__Task inputs__
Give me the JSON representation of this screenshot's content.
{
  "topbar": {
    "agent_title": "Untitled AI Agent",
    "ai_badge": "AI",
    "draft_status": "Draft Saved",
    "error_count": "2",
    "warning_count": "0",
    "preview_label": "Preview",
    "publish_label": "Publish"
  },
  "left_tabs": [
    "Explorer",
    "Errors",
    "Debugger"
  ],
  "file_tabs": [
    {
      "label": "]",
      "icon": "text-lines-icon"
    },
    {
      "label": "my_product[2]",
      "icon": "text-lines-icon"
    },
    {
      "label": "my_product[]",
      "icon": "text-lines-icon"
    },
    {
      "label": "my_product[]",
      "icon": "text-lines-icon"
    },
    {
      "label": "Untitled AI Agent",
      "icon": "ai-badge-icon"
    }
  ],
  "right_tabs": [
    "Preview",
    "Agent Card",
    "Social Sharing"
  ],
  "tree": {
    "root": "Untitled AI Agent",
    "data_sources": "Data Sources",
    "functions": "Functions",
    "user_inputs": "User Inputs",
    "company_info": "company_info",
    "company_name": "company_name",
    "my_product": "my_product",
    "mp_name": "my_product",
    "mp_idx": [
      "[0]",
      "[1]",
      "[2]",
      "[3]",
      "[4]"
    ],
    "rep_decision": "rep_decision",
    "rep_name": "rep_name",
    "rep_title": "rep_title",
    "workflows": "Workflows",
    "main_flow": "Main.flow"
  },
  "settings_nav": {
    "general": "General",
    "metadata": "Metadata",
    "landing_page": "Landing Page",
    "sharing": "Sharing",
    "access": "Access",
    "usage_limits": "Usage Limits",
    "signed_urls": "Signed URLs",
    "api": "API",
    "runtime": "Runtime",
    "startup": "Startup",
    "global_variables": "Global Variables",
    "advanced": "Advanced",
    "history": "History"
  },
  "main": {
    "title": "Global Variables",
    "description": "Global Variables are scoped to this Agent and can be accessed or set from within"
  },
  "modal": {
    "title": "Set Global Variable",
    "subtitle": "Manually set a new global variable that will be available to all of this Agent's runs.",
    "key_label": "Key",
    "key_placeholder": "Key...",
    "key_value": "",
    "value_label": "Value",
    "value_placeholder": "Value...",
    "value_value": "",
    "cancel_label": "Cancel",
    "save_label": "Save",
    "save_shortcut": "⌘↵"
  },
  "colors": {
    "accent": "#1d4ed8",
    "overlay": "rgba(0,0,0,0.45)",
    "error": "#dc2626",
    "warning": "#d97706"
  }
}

__Stated task__
Return every line of the material exactly.

__Task response__
Give me the JSON representation of this screenshot's content.
{
  "topbar": {
    "agent_title": "Untitled AI Agent",
    "ai_badge": "AI",
    "draft_status": "Draft Saved",
    "error_count": "2",
    "warning_count": "0",
    "preview_label": "Preview",
    "publish_label": "Publish"
  },
  "left_tabs": [
    "Explorer",
    "Errors",
    "Debugger"
  ],
  "file_tabs": [
    {
      "label": "]",
      "icon": "text-lines-icon"
    },
    {
      "label": "my_product[2]",
      "icon": "text-lines-icon"
    },
    {
      "label": "my_product[]",
      "icon": "text-lines-icon"
    },
    {
      "label": "my_product[]",
      "icon": "text-lines-icon"
    },
    {
      "label": "Untitled AI Agent",
      "icon": "ai-badge-icon"
    }
  ],
  "right_tabs": [
    "Preview",
    "Agent Card",
    "Social Sharing"
  ],
  "tree": {
    "root": "Untitled AI Agent",
    "data_sources": "Data Sources",
    "functions": "Functions",
    "user_inputs": "User Inputs",
    "company_info": "company_info",
    "company_name": "company_name",
    "my_product": "my_product",
    "mp_name": "my_product",
    "mp_idx": [
      "[0]",
      "[1]",
      "[2]",
      "[3]",
      "[4]"
    ],
    "rep_decision": "rep_decision",
    "rep_name": "rep_name",
    "rep_title": "rep_title",
    "workflows": "Workflows",
    "main_flow": "Main.flow"
  },
  "settings_nav": {
    "general": "General",
    "metadata": "Metadata",
    "landing_page": "Landing Page",
    "sharing": "Sharing",
    "access": "Access",
    "usage_limits": "Usage Limits",
    "signed_urls": "Signed URLs",
    "api": "API",
    "runtime": "Runtime",
    "startup": "Startup",
    "global_variables": "Global Variables",
    "advanced": "Advanced",
    "history": "History"
  },
  "main": {
    "title": "Global Variables",
    "description": "Global Variables are scoped to this Agent and can be accessed or set from within"
  },
  "modal": {
    "title": "Set Global Variable",
    "subtitle": "Manually set a new global variable that will be available to all of this Agent's runs.",
    "key_label": "Key",
    "key_placeholder": "Key...",
    "key_value": "",
    "value_label": "Value",
    "value_placeholder": "Value...",
    "value_value": "",
    "cancel_label": "Cancel",
    "save_label": "Save",
    "save_shortcut": "⌘↵"
  },
  "colors": {
    "accent": "#1d4ed8",
    "overlay": "rgba(0,0,0,0.45)",
    "error": "#dc2626",
    "warning": "#d97706"
  }
}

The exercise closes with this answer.